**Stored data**
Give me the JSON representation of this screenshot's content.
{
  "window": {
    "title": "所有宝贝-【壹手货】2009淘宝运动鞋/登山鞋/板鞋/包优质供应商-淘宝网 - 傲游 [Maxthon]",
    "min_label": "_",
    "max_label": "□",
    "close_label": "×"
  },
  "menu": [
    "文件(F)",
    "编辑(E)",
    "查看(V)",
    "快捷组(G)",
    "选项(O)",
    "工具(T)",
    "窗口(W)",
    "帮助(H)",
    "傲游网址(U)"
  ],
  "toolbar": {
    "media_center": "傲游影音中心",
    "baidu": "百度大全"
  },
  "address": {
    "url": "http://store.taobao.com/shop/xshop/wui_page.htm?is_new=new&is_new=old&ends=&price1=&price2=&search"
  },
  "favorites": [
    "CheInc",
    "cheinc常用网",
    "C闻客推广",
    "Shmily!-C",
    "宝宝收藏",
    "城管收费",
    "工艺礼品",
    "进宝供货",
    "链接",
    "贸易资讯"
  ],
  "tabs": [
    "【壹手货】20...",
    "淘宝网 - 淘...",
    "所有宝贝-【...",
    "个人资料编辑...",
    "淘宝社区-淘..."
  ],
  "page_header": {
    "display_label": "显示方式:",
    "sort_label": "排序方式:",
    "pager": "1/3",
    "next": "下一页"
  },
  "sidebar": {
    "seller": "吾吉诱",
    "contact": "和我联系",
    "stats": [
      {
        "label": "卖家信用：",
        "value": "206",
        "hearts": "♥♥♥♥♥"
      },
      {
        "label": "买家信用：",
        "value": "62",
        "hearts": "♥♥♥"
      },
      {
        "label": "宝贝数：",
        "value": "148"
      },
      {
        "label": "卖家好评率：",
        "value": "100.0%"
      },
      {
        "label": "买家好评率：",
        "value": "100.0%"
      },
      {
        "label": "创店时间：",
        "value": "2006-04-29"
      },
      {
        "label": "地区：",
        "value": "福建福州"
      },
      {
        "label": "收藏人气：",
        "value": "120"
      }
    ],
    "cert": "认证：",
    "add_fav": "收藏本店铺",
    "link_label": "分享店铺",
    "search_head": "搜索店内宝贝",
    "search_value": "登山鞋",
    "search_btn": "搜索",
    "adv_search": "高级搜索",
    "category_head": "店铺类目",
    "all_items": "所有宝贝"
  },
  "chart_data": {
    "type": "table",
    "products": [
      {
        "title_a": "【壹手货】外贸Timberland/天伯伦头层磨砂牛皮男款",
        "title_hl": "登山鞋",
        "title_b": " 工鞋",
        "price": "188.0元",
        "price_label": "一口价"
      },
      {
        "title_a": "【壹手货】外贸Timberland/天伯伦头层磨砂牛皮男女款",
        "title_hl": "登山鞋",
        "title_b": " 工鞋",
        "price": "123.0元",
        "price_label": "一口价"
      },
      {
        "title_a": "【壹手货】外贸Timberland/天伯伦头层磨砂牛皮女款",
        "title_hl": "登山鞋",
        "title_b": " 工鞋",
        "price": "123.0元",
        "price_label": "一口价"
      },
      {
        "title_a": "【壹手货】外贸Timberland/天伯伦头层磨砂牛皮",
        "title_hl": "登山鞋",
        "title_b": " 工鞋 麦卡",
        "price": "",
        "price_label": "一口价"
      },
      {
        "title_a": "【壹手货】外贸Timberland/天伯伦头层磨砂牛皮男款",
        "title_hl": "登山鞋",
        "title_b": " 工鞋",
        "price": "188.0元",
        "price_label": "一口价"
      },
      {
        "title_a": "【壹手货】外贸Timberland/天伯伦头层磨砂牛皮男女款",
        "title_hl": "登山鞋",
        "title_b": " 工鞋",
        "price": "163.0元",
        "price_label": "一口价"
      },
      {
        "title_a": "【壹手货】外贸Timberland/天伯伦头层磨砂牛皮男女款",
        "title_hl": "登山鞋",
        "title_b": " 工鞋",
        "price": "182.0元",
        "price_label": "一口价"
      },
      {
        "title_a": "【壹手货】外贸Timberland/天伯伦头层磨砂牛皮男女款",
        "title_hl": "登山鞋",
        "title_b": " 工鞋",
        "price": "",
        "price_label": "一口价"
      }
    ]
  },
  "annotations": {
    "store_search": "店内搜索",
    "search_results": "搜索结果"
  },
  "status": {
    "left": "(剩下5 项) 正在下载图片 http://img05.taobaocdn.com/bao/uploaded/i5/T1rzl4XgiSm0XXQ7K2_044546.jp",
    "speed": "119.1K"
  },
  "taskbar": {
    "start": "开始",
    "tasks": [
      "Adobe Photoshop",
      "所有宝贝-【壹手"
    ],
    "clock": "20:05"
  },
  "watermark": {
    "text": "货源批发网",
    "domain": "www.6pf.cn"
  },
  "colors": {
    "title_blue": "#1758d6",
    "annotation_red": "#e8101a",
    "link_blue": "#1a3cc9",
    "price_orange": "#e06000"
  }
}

**SHORT PROBLEM**
List every line above containing the word "http".

**WORKED ANSWER**
    "url": "http://store.taobao.com/shop/xshop/wui_page.htm?is_new=new&is_new=old&ends=&price1=&price2=&search"
    "left": "(剩下5 项) 正在下载图片 http://img05.taobaocdn.com/bao/uploaded/i5/T1rzl4XgiSm0XXQ7K2_044546.jp",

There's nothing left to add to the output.